SEGMENTO DO DOCUMENTO:
------------------------

Ah, então desculpa, não estava explicito se era de Lagoa ou do Sítio das Fontes, a mim pareceu-me um valor extremamente alto, mas pensei que tivesse sido o vento a fazer das suas, se fores a ver os reports dessa noite, havia bastante vento, algo que eu acho que acontecerá também nas próximas noites.

Houve muita gente que subestimou esse efeito, basta ver que a EMA de Portel, que tem andado bem negativa nos últimos dias, nessa noite andou pouco abaixo dos 0ºC.


----------



## Jorge_scp (2 Fev 2012 às 23:09)

Concordo com o David, estou bastante curioso no que isto vai dar. Pessoalmente, tive bastante mais dificuldade em apostar que nos concursos anteriores, acho que é mais fácil prever as temperaturas máximas de uma onda de calor. Para este evento, foi-me complicado lidar com os possíveis ventos moderados nalguns locais a estragar mínimas em locais de inversões, as bruscas subidas da temperatura em altitude de Sábado para Domingo, etc.

Quando escolhi a estação de Aljezur, estava pensar em apostar uns -6ºC/-5ºC, mas acabou por ser a estação que mais dores de cabeça me deu, quando reparei que estava previsto vento... não sei como se vão comportar lá as mínimas, mas acabei por apostar em algo mais moderado do que pensava inicialmente, e até com uma temperatura mais baixa no Domingo pois acho que a inversão térmica pode ser maior apesar de muito menos frio em altitude. Estou bastante curioso...

Outra dificuldade além do vento, e pode tornar o concurso ainda mais interessante, é o timing de entrada das iso's positivas algures entre Sábado e Domingo e que pode inflacionar as temperaturas nos locais de maior altitude (Penhas Douradas, Montalegre...). A temperatura mínima de Domingo deverá ser algures pela meia-noite nesses locais. Se a entrada só se der de madrugada, ainda se pode atingir mínimas muito baixas. Eu apostei que a entrada desse ar mais quente dá-se mais cedo. Se calhar fiz mal, mas vamos lá ver.


----------



## Agreste (2 Fev 2012 às 23:51)

A estação da Serra do Pilar anda meio tilt. Acho que já temos a 1ª baixa.


----------



## AnDré (2 Fev 2012 às 23:56)

------------------------

Dados extraídos de uma coleção:
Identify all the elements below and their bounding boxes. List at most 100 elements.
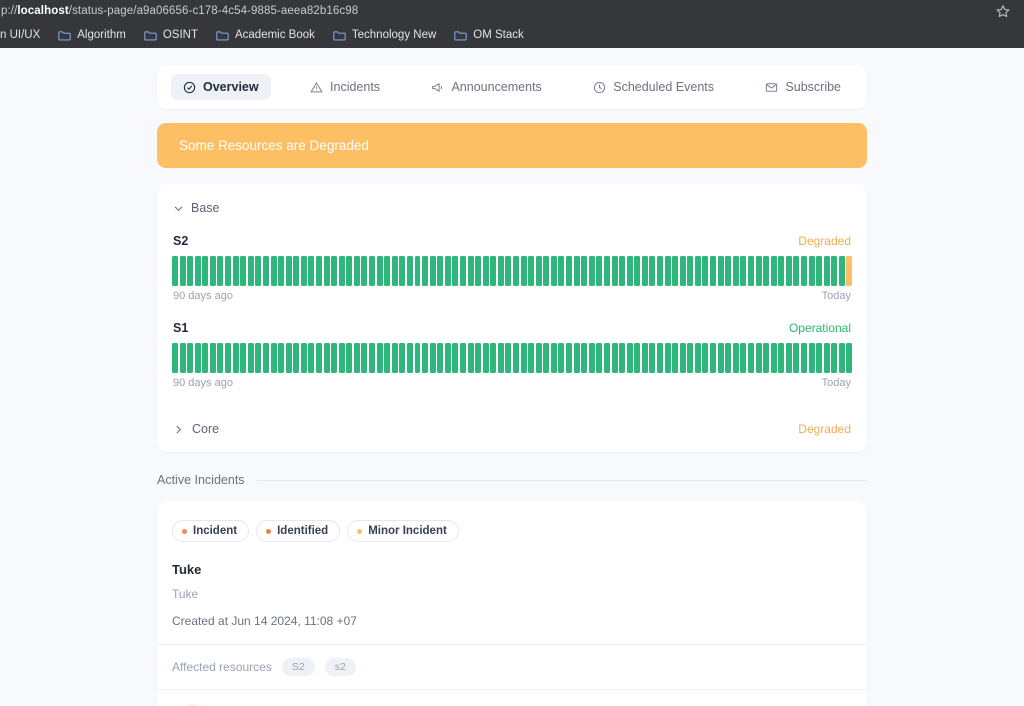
bookmark-item[interactable]: Algorithm <box>50 27 136 43</box>
uptime-bar[interactable] <box>262 343 269 373</box>
uptime-bar[interactable] <box>353 343 360 373</box>
uptime-bar[interactable] <box>467 256 474 286</box>
uptime-bar[interactable] <box>459 256 466 286</box>
uptime-bar[interactable] <box>687 343 694 373</box>
uptime-bar[interactable] <box>800 256 807 286</box>
uptime-bar[interactable] <box>285 343 292 373</box>
uptime-bar[interactable] <box>278 256 285 286</box>
uptime-bar[interactable] <box>414 343 421 373</box>
uptime-bar[interactable] <box>482 256 489 286</box>
uptime-bar[interactable] <box>422 343 429 373</box>
status-badge[interactable]: Identified <box>256 520 341 542</box>
uptime-bar[interactable] <box>505 256 512 286</box>
uptime-bar[interactable] <box>315 343 322 373</box>
uptime-bar[interactable] <box>240 343 247 373</box>
uptime-bar[interactable] <box>270 343 277 373</box>
uptime-bar[interactable] <box>717 256 724 286</box>
uptime-bar[interactable] <box>384 256 391 286</box>
uptime-bar[interactable] <box>429 256 436 286</box>
uptime-bar[interactable] <box>490 343 497 373</box>
uptime-bar[interactable] <box>626 343 633 373</box>
uptime-bar[interactable] <box>520 256 527 286</box>
uptime-bar[interactable] <box>194 343 201 373</box>
uptime-bar[interactable] <box>831 256 838 286</box>
uptime-bar[interactable] <box>399 256 406 286</box>
uptime-bar[interactable] <box>361 343 368 373</box>
uptime-bar[interactable] <box>384 343 391 373</box>
uptime-bar[interactable] <box>679 343 686 373</box>
uptime-bar[interactable] <box>846 343 853 373</box>
uptime-bar[interactable] <box>717 343 724 373</box>
uptime-bar[interactable] <box>732 256 739 286</box>
uptime-bar[interactable] <box>573 343 580 373</box>
uptime-bar[interactable] <box>611 343 618 373</box>
uptime-bar[interactable] <box>588 343 595 373</box>
uptime-bar[interactable] <box>732 343 739 373</box>
uptime-bar[interactable] <box>687 256 694 286</box>
uptime-bar[interactable] <box>581 256 588 286</box>
uptime-bar[interactable] <box>641 343 648 373</box>
uptime-bar[interactable] <box>437 343 444 373</box>
uptime-bar[interactable] <box>823 256 830 286</box>
uptime-bar[interactable] <box>429 343 436 373</box>
uptime-bar[interactable] <box>710 343 717 373</box>
uptime-bar[interactable] <box>596 256 603 286</box>
uptime-bar[interactable] <box>270 256 277 286</box>
uptime-bar[interactable] <box>649 343 656 373</box>
uptime-bar[interactable] <box>497 256 504 286</box>
uptime-bar[interactable] <box>558 256 565 286</box>
bookmark-item[interactable]: OM Stack <box>446 27 533 43</box>
uptime-bar[interactable] <box>626 256 633 286</box>
bookmark-item[interactable]: Technology New <box>325 27 446 43</box>
uptime-bar[interactable] <box>816 343 823 373</box>
uptime-bar[interactable] <box>308 343 315 373</box>
uptime-bar[interactable] <box>672 256 679 286</box>
group-header-base[interactable]: Base <box>172 200 852 215</box>
uptime-bar[interactable] <box>747 256 754 286</box>
uptime-bar[interactable] <box>376 343 383 373</box>
uptime-bar[interactable] <box>770 343 777 373</box>
uptime-bar[interactable] <box>634 343 641 373</box>
uptime-bar[interactable] <box>573 256 580 286</box>
uptime-bar[interactable] <box>247 256 254 286</box>
uptime-bar[interactable] <box>497 343 504 373</box>
uptime-bar[interactable] <box>505 343 512 373</box>
uptime-bar[interactable] <box>763 256 770 286</box>
uptime-bar[interactable] <box>702 256 709 286</box>
uptime-bar[interactable] <box>376 256 383 286</box>
tab-subscribe[interactable]: Subscribe <box>753 74 853 100</box>
bookmark-item[interactable]: Academic Book <box>208 27 325 43</box>
uptime-bar[interactable] <box>187 343 194 373</box>
uptime-bar[interactable] <box>763 343 770 373</box>
uptime-bar[interactable] <box>406 256 413 286</box>
tab-overview[interactable]: Overview <box>171 74 271 100</box>
status-badge[interactable]: Incident <box>172 520 250 542</box>
uptime-bar[interactable] <box>444 256 451 286</box>
address-bar[interactable]: p://localhost/status-page/a9a06656-c178-… <box>0 0 1024 22</box>
uptime-bar[interactable] <box>293 343 300 373</box>
uptime-bar[interactable] <box>566 256 573 286</box>
uptime-bar[interactable] <box>778 343 785 373</box>
uptime-bar[interactable] <box>641 256 648 286</box>
uptime-bar[interactable] <box>740 256 747 286</box>
uptime-bar[interactable] <box>823 343 830 373</box>
uptime-bar[interactable] <box>838 343 845 373</box>
uptime-bar[interactable] <box>588 256 595 286</box>
uptime-bar[interactable] <box>278 343 285 373</box>
uptime-bar[interactable] <box>209 343 216 373</box>
uptime-bar[interactable] <box>459 343 466 373</box>
uptime-bar[interactable] <box>566 343 573 373</box>
uptime-bar[interactable] <box>369 343 376 373</box>
uptime-bar[interactable] <box>535 256 542 286</box>
uptime-bar[interactable] <box>793 343 800 373</box>
uptime-bar[interactable] <box>634 256 641 286</box>
uptime-bar[interactable] <box>649 256 656 286</box>
uptime-bar[interactable] <box>785 256 792 286</box>
uptime-bar[interactable] <box>262 256 269 286</box>
uptime-bar[interactable] <box>414 256 421 286</box>
uptime-bar[interactable] <box>353 256 360 286</box>
uptime-bar[interactable] <box>475 256 482 286</box>
uptime-bar[interactable] <box>467 343 474 373</box>
uptime-bar[interactable] <box>664 256 671 286</box>
uptime-bar[interactable] <box>482 343 489 373</box>
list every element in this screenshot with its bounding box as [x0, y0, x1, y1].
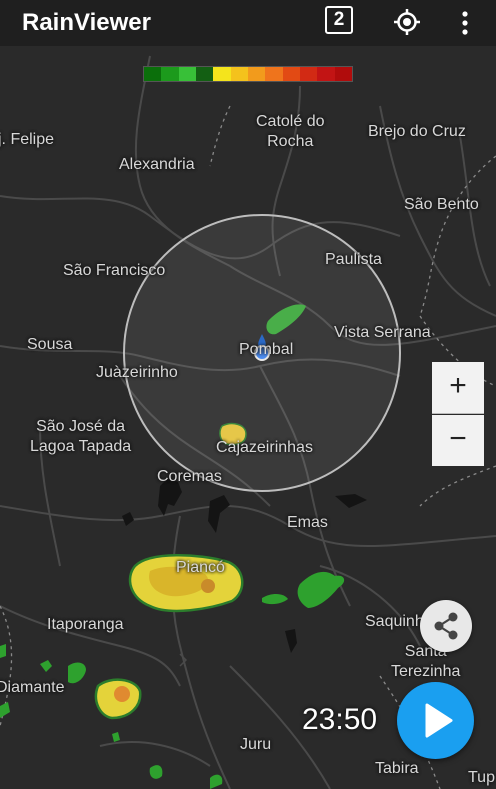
place-label: Coremas	[157, 468, 222, 485]
legend-swatch	[282, 67, 300, 81]
app-title: RainViewer	[22, 9, 151, 36]
place-label: j. Felipe	[0, 131, 55, 148]
radar-map[interactable]: j. Felipe Catolé do Rocha Brejo do Cruz …	[0, 46, 496, 789]
legend-swatch	[265, 67, 283, 81]
place-label: Vista Serrana	[334, 324, 431, 341]
place-label: Juru	[240, 736, 272, 753]
place-label: Paulista	[325, 251, 382, 268]
place-label: Pombal	[239, 341, 294, 358]
place-label: Juàzeirinho	[96, 364, 178, 381]
zoom-controls: + −	[432, 362, 484, 467]
legend-swatch	[317, 67, 335, 81]
legend-swatch	[247, 67, 266, 81]
place-label: Piancó	[176, 559, 225, 576]
place-label: Emas	[287, 514, 328, 531]
place-label: Tabira	[375, 760, 419, 777]
play-button[interactable]	[397, 682, 474, 759]
crosshair-icon[interactable]	[393, 8, 421, 36]
app-bar: RainViewer 2	[0, 0, 496, 46]
place-label: Itaporanga	[47, 616, 124, 633]
layer-count-badge[interactable]: 2	[325, 6, 353, 34]
legend-swatch	[230, 67, 248, 81]
place-label: Cajazeirinhas	[216, 439, 313, 456]
place-label: Diamante	[0, 679, 65, 696]
place-label: São José da Lagoa Tapada	[30, 418, 132, 455]
place-label: Catolé do Rocha	[256, 113, 325, 150]
place-label: Sousa	[27, 336, 73, 353]
legend-swatch	[334, 67, 352, 81]
legend-swatch	[178, 67, 196, 81]
share-icon	[434, 612, 458, 640]
legend-swatch	[144, 67, 162, 81]
zoom-in-button[interactable]: +	[432, 362, 484, 414]
place-label: Brejo do Cruz	[368, 123, 466, 140]
play-icon	[425, 703, 453, 738]
place-label: Alexandria	[119, 156, 195, 173]
precipitation-legend	[143, 66, 353, 82]
place-label: São Francisco	[63, 262, 166, 279]
zoom-out-button[interactable]: −	[432, 415, 484, 466]
legend-swatch	[195, 67, 214, 81]
place-label: São Bento	[404, 196, 479, 213]
more-vert-icon[interactable]	[455, 10, 475, 36]
share-button[interactable]	[420, 600, 472, 652]
radar-time: 23:50	[302, 703, 378, 736]
legend-swatch	[299, 67, 318, 81]
legend-swatch	[213, 67, 231, 81]
place-label: Tup	[468, 769, 495, 786]
legend-swatch	[161, 67, 179, 81]
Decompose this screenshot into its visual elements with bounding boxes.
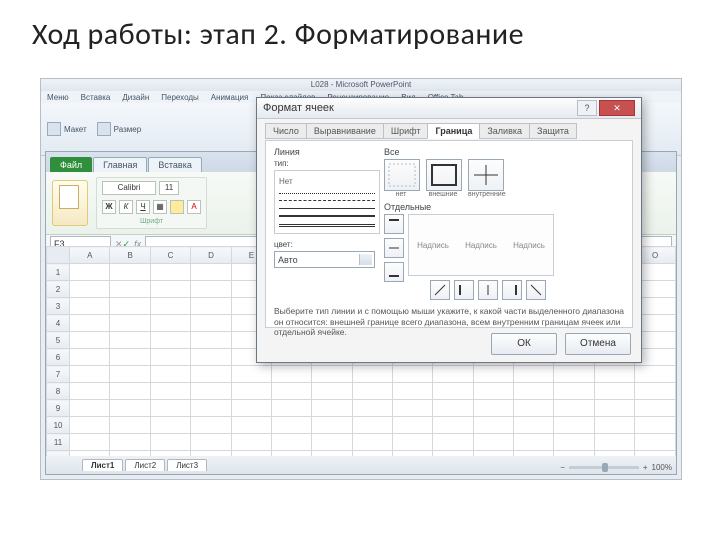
- ppt-menu-item[interactable]: Меню: [47, 93, 69, 102]
- border-right-button[interactable]: [502, 280, 522, 300]
- preset-none[interactable]: [384, 159, 420, 191]
- separate-section-label: Отдельные: [384, 202, 620, 212]
- dialog-tab-number[interactable]: Число: [265, 123, 307, 139]
- cancel-button[interactable]: Отмена: [565, 333, 631, 355]
- preset-outline[interactable]: [426, 159, 462, 191]
- sheet-tab[interactable]: Лист2: [125, 459, 165, 471]
- line-color-label: цвет:: [274, 240, 384, 249]
- dialog-tab-font[interactable]: Шрифт: [383, 123, 429, 139]
- ppt-menu-item[interactable]: Дизайн: [122, 93, 149, 102]
- dialog-tab-alignment[interactable]: Выравнивание: [306, 123, 384, 139]
- line-section-label: Линия: [274, 147, 384, 157]
- italic-button[interactable]: К: [119, 200, 133, 214]
- slide-title: Ход работы: этап 2. Форматирование: [0, 0, 720, 53]
- font-color-button[interactable]: A: [187, 200, 201, 214]
- fill-color-button[interactable]: [170, 200, 184, 214]
- ppt-menu-item[interactable]: Анимация: [211, 93, 249, 102]
- powerpoint-titlebar: L028 - Microsoft PowerPoint: [41, 79, 681, 91]
- sheet-tab-strip: Лист1 Лист2 Лист3 −+ 100%: [46, 456, 676, 474]
- border-preview[interactable]: Надпись Надпись Надпись: [408, 214, 554, 276]
- dialog-tab-border[interactable]: Граница: [427, 123, 480, 139]
- bold-button[interactable]: Ж: [102, 200, 116, 214]
- excel-tab-insert[interactable]: Вставка: [148, 157, 201, 172]
- select-all-corner[interactable]: [47, 247, 70, 264]
- border-button[interactable]: ▦: [153, 200, 167, 214]
- dialog-tab-fill[interactable]: Заливка: [479, 123, 530, 139]
- row-header[interactable]: 1: [47, 264, 70, 281]
- excel-tab-file[interactable]: Файл: [50, 157, 92, 172]
- close-button[interactable]: ✕: [599, 100, 635, 116]
- ppt-menu-item[interactable]: Переходы: [161, 93, 199, 102]
- all-section-label: Все: [384, 147, 620, 157]
- row-header[interactable]: 8: [47, 383, 70, 400]
- embedded-screenshot: L028 - Microsoft PowerPoint Меню Вставка…: [40, 78, 682, 480]
- row-header[interactable]: 9: [47, 400, 70, 417]
- font-group-label: Шрифт: [102, 218, 201, 225]
- line-style-list[interactable]: Нет: [274, 170, 380, 234]
- underline-button[interactable]: Ч: [136, 200, 150, 214]
- row-header[interactable]: 6: [47, 349, 70, 366]
- row-header[interactable]: 7: [47, 366, 70, 383]
- ppt-ribbon-size[interactable]: Размер: [97, 107, 142, 151]
- font-group: Calibri11 Ж К Ч ▦ A Шрифт: [96, 177, 207, 229]
- row-header[interactable]: 4: [47, 315, 70, 332]
- line-type-label: тип:: [274, 159, 384, 168]
- zoom-slider[interactable]: [569, 466, 639, 469]
- font-name-combo[interactable]: Calibri: [102, 181, 156, 195]
- excel-tab-home[interactable]: Главная: [93, 157, 147, 172]
- row-header[interactable]: 2: [47, 281, 70, 298]
- format-cells-dialog: Формат ячеек ? ✕ Число Выравнивание Шриф…: [256, 97, 642, 363]
- help-button[interactable]: ?: [577, 100, 597, 116]
- preset-inside-label: внутренние: [468, 191, 502, 198]
- ok-button[interactable]: ОК: [491, 333, 557, 355]
- row-header[interactable]: 3: [47, 298, 70, 315]
- row-header[interactable]: 10: [47, 417, 70, 434]
- ppt-ribbon-layout[interactable]: Макет: [47, 107, 87, 151]
- border-top-button[interactable]: [384, 214, 404, 234]
- col-header[interactable]: C: [150, 247, 190, 264]
- border-hmid-button[interactable]: [384, 238, 404, 258]
- preset-inside[interactable]: [468, 159, 504, 191]
- font-size-combo[interactable]: 11: [159, 181, 179, 195]
- border-bottom-button[interactable]: [384, 262, 404, 282]
- line-color-combo[interactable]: Авто: [274, 251, 375, 268]
- dialog-tab-protection[interactable]: Защита: [529, 123, 577, 139]
- border-left-button[interactable]: [454, 280, 474, 300]
- row-header[interactable]: 11: [47, 434, 70, 451]
- ppt-menu-item[interactable]: Вставка: [81, 93, 111, 102]
- border-diag-up-button[interactable]: [430, 280, 450, 300]
- col-header[interactable]: A: [70, 247, 110, 264]
- sheet-tab[interactable]: Лист3: [167, 459, 207, 471]
- dialog-title: Формат ячеек: [263, 102, 334, 114]
- row-header[interactable]: 5: [47, 332, 70, 349]
- zoom-value: 100%: [652, 463, 672, 472]
- sheet-tab[interactable]: Лист1: [82, 459, 123, 471]
- col-header[interactable]: B: [110, 247, 150, 264]
- preset-none-label: нет: [384, 191, 418, 198]
- preset-outline-label: внешние: [426, 191, 460, 198]
- border-vmid-button[interactable]: [478, 280, 498, 300]
- col-header[interactable]: D: [191, 247, 231, 264]
- dialog-tabs: Число Выравнивание Шрифт Граница Заливка…: [257, 119, 641, 139]
- border-diag-down-button[interactable]: [526, 280, 546, 300]
- paste-button[interactable]: [52, 180, 88, 226]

------------------------

TAREFAS A REALIZAR:
**A)** Traduza para o inglês esta frase do trecho do fórum sobre o concurso de temperaturas: «A temperatura mínima de Domingo deverá ser algures pela meia-noite nesses locais.»
**B)** Dê continuidade ao trecho do fórum sobre o concurso de temperaturas a partir do ponto em que ele termina.

RESPOSTAS DOS EXERCÍCIOS:
**A)** Sunday's minimum temperature should occur sometime around midnight at those locations.

**B)**
Agreste disse:


> A estação da Serra do Pilar anda meio tilt. Acho que já temos a 1ª baixa.



Pois...
Há pelo menos dois dias que não aparecem os extremos nos mapas diários dessa estação.
E hoje, nos gráficos horários, funcionou apenas meia dúzia de horas.

A ver se ela volta entretanto.


----------



## Trapalhadas (3 Fev 2012 às 00:12)

A Serra do Pilar voltou a reportar  tem estado com uns altos e baixos, esperemos que até ao fim do evento não volte a falhar 

neste momento marca apenas temperatura, precipitação e humidade relativa


----------



## Agreste (3 Fev 2012 às 12:04)

Com a massa de ar frio já instalada eis o dilema em perspetiva:

Se o vento acalmar, as estações do litoral e no nordeste afundam-se. Carrazeda é capaz de desaparecer aos -14ºC como em novembro de 2008...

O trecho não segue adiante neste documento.